▶ Task prompt
Every line that holds "nLesser" should be shown.

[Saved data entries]
• • •
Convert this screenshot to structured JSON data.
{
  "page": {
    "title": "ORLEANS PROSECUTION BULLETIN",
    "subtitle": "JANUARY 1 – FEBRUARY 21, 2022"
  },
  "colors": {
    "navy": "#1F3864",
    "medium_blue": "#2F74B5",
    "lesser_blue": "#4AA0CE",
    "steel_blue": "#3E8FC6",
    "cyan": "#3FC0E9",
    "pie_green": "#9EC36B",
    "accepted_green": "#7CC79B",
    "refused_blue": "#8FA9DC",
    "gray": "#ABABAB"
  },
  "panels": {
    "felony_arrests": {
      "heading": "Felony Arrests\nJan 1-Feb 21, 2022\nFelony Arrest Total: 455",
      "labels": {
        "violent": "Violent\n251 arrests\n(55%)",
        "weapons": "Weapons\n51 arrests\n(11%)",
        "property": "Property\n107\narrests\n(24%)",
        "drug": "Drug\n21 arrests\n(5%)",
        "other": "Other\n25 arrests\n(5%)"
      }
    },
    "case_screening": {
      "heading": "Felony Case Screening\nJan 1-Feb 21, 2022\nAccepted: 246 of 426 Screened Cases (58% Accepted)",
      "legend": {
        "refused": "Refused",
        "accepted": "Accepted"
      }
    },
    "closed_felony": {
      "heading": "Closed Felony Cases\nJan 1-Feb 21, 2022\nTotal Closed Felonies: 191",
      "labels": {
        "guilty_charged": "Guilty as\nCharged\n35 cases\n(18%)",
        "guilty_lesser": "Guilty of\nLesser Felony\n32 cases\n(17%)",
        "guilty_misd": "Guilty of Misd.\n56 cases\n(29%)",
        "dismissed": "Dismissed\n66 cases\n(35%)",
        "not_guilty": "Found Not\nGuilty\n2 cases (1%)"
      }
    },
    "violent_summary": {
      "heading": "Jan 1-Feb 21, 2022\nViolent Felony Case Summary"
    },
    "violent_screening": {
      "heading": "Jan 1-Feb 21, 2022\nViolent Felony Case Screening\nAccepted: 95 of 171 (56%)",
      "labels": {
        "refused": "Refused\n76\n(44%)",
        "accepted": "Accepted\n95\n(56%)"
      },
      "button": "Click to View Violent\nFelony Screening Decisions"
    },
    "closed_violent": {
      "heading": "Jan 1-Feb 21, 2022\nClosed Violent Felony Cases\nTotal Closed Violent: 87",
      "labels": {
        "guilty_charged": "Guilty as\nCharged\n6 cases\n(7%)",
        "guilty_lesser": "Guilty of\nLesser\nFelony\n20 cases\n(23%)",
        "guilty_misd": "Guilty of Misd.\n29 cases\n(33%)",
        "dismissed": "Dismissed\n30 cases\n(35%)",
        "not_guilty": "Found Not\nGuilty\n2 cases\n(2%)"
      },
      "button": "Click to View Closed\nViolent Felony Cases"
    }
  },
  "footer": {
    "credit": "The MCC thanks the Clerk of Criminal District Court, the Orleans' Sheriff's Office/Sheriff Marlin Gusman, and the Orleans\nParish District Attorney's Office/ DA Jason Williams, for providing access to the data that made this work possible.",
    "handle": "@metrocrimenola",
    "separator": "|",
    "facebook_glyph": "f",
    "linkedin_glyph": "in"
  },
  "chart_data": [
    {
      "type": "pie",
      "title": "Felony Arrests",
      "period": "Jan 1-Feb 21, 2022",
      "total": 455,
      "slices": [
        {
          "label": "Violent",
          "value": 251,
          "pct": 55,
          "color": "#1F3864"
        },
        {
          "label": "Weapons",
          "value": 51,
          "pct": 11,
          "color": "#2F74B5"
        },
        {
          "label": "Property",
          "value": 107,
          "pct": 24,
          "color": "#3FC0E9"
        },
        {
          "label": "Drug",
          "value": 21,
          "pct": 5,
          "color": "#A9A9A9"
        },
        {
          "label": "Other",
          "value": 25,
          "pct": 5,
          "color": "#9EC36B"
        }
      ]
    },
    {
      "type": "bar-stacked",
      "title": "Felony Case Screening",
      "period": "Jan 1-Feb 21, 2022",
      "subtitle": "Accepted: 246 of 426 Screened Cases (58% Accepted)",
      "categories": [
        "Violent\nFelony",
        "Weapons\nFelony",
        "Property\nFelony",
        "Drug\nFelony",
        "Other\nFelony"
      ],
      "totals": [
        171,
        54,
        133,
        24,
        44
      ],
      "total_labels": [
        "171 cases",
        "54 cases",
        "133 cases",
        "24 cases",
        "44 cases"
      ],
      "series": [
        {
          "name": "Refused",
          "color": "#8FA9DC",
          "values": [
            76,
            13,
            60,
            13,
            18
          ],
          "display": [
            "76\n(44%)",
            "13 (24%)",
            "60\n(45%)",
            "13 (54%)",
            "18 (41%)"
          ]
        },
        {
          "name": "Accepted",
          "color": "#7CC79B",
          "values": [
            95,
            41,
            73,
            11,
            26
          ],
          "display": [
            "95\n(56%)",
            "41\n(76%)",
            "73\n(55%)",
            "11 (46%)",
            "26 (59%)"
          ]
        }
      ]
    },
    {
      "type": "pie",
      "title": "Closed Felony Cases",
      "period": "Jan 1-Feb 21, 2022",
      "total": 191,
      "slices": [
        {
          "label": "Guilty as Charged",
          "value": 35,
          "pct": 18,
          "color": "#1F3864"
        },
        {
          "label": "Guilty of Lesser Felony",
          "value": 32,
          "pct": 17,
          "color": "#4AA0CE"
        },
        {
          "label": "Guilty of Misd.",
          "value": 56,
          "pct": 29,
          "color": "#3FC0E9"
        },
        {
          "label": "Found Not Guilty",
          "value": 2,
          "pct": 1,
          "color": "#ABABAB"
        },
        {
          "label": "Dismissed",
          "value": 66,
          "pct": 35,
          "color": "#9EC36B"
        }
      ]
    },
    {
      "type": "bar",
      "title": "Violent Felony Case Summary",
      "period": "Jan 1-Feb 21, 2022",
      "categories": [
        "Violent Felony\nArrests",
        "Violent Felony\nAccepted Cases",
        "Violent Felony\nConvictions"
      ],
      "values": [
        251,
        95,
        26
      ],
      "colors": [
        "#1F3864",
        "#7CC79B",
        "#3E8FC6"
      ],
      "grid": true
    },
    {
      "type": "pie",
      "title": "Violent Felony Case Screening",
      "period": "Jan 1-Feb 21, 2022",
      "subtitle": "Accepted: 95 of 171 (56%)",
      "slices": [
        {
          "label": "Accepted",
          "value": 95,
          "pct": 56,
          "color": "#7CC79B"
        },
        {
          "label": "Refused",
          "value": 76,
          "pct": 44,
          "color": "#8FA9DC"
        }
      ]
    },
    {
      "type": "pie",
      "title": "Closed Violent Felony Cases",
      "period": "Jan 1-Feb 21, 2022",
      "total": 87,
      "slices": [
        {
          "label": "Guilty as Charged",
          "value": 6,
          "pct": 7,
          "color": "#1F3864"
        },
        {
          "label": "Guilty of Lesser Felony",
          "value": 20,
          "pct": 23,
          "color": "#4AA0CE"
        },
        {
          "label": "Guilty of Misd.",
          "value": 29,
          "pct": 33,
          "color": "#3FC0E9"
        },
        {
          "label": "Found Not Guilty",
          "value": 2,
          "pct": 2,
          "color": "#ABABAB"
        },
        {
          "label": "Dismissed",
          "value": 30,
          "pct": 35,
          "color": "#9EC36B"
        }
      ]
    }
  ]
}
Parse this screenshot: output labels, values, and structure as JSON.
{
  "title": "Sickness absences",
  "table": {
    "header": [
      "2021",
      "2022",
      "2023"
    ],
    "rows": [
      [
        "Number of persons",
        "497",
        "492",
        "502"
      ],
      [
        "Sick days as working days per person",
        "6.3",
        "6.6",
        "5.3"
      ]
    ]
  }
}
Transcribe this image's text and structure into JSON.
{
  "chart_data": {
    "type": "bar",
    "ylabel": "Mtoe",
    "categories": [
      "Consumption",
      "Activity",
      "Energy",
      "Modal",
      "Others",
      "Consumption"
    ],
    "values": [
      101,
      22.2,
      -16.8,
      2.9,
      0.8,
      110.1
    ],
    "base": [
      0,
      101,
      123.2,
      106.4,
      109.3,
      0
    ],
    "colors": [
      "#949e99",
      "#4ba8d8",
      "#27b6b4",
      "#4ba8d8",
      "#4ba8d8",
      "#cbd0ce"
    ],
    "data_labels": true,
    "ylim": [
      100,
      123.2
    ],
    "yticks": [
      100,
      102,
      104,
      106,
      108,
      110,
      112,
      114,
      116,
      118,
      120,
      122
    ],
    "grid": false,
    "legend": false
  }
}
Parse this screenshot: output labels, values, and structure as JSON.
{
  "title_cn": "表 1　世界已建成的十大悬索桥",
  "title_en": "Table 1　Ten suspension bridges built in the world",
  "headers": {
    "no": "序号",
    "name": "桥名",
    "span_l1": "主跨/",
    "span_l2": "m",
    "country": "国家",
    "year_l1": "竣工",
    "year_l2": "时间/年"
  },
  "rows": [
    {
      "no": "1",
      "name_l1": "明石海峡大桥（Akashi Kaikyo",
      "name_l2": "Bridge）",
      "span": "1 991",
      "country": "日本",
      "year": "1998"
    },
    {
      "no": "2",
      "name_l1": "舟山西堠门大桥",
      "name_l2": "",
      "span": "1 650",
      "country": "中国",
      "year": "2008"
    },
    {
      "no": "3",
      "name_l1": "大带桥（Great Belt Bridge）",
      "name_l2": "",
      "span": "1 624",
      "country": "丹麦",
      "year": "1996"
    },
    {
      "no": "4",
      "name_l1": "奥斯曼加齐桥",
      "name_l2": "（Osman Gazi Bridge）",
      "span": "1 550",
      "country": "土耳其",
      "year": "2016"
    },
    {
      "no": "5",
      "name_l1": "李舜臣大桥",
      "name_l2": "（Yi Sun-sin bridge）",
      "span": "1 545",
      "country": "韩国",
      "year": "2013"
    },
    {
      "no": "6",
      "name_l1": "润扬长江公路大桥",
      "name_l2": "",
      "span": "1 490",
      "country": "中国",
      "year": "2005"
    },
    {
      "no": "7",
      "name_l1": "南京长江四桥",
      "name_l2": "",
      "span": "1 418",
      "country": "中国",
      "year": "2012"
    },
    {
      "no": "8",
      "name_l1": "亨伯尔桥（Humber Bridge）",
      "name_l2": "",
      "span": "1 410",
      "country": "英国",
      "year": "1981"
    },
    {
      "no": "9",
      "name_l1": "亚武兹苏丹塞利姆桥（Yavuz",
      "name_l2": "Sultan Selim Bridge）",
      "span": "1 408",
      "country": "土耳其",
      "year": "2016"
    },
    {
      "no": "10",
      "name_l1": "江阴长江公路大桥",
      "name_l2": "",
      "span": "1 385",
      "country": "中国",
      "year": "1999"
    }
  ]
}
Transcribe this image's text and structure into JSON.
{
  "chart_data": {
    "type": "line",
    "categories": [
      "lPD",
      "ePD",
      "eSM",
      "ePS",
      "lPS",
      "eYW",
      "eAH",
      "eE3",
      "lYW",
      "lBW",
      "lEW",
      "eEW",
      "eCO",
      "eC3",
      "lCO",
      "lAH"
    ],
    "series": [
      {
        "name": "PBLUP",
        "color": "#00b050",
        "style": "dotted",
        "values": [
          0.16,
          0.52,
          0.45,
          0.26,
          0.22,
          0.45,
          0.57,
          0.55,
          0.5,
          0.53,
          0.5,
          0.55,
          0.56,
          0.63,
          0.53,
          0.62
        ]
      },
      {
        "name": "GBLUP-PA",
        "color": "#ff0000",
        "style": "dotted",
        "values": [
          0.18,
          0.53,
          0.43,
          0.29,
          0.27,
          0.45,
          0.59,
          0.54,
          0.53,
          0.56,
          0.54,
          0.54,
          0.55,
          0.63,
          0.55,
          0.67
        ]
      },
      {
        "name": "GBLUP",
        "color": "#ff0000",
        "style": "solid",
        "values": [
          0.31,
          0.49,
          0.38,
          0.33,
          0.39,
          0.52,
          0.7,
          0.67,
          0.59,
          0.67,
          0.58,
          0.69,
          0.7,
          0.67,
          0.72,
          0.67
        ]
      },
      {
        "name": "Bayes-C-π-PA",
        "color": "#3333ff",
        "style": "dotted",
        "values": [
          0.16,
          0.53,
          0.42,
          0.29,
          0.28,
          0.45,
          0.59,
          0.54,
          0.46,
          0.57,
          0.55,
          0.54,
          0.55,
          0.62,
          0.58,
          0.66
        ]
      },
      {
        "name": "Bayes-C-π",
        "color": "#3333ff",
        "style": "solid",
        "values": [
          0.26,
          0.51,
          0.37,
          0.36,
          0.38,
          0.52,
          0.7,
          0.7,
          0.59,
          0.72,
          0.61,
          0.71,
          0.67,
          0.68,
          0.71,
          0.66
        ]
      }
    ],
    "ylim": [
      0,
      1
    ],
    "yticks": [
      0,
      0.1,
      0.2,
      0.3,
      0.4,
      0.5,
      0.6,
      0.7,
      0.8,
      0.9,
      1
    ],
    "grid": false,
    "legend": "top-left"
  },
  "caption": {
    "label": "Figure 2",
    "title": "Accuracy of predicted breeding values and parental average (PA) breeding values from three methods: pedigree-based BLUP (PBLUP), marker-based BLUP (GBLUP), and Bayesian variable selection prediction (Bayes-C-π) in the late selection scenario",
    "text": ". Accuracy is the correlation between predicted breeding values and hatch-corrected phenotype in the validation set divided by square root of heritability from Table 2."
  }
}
• • •
▶ Result of this exercise
        "guilty_lesser": "Guilty of\nLesser Felony\n32 cases\n(17%)",
        "guilty_lesser": "Guilty of\nLesser\nFelony\n20 cases\n(23%)",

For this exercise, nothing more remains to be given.